= Exercise goal =
All of the material below is to be restated word for word, apart from the pictures.

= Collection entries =
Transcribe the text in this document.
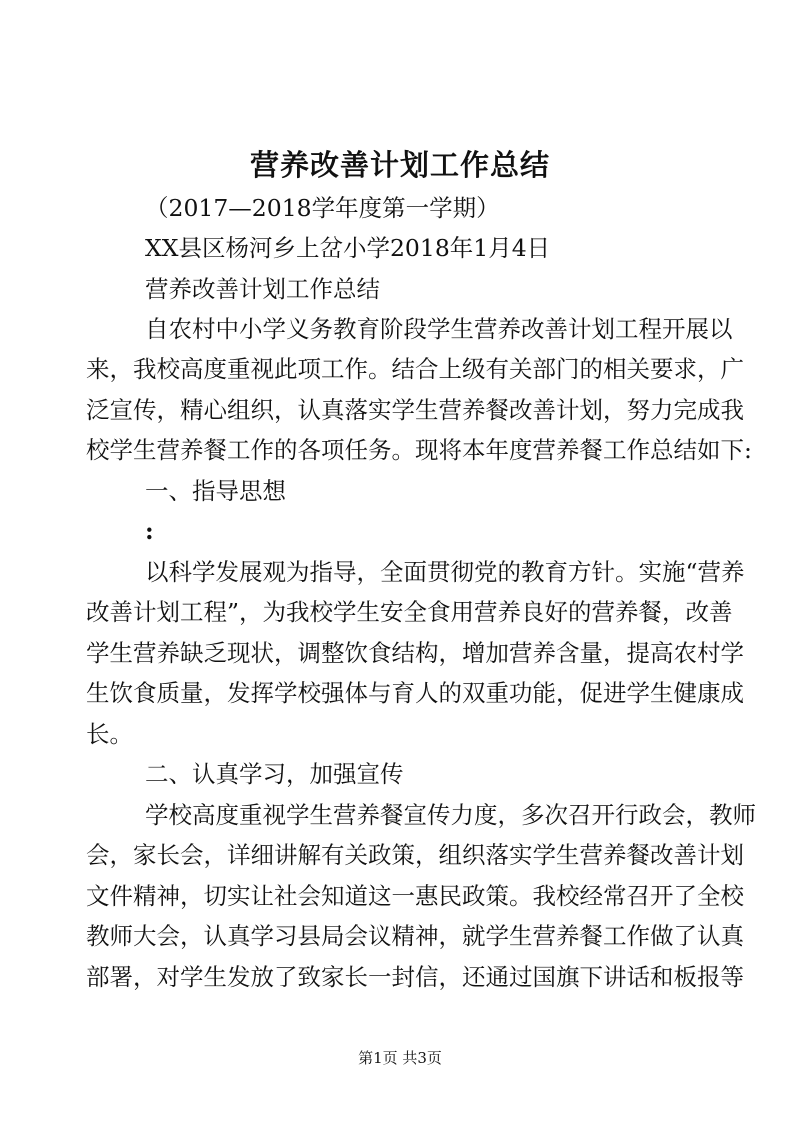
营养改善计划工作总结
（2017—2018学年度第一学期）
XX县区杨河乡上岔小学2018年1月4日
营养改善计划工作总结
自农村中小学义务教育阶段学生营养改善计划工程开展以
来，我校高度重视此项工作。结合上级有关部门的相关要求，广
泛宣传，精心组织，认真落实学生营养餐改善计划，努力完成我
校学生营养餐工作的各项任务。现将本年度营养餐工作总结如下:
一、指导思想
:
以科学发展观为指导，全面贯彻党的教育方针。实施“营养
改善计划工程”，为我校学生安全食用营养良好的营养餐，改善
学生营养缺乏现状，调整饮食结构，增加营养含量，提高农村学
生饮食质量，发挥学校强体与育人的双重功能，促进学生健康成
长。
二、认真学习，加强宣传
学校高度重视学生营养餐宣传力度，多次召开行政会，教师
会，家长会，详细讲解有关政策，组织落实学生营养餐改善计划
文件精神，切实让社会知道这一惠民政策。我校经常召开了全校
教师大会，认真学习县局会议精神，就学生营养餐工作做了认真
部署，对学生发放了致家长一封信，还通过国旗下讲话和板报等
第1页 共3页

= Correct answer =
Transcribe the text in this document.
营养改善计划工作总结
（2017—2018学年度第一学期）
XX县区杨河乡上岔小学2018年1月4日
营养改善计划工作总结
自农村中小学义务教育阶段学生营养改善计划工程开展以
来，我校高度重视此项工作。结合上级有关部门的相关要求，广
泛宣传，精心组织，认真落实学生营养餐改善计划，努力完成我
校学生营养餐工作的各项任务。现将本年度营养餐工作总结如下:
一、指导思想
:
以科学发展观为指导，全面贯彻党的教育方针。实施“营养
改善计划工程”，为我校学生安全食用营养良好的营养餐，改善
学生营养缺乏现状，调整饮食结构，增加营养含量，提高农村学
生饮食质量，发挥学校强体与育人的双重功能，促进学生健康成
长。
二、认真学习，加强宣传
学校高度重视学生营养餐宣传力度，多次召开行政会，教师
会，家长会，详细讲解有关政策，组织落实学生营养餐改善计划
文件精神，切实让社会知道这一惠民政策。我校经常召开了全校
教师大会，认真学习县局会议精神，就学生营养餐工作做了认真
部署，对学生发放了致家长一封信，还通过国旗下讲话和板报等
第1页 共3页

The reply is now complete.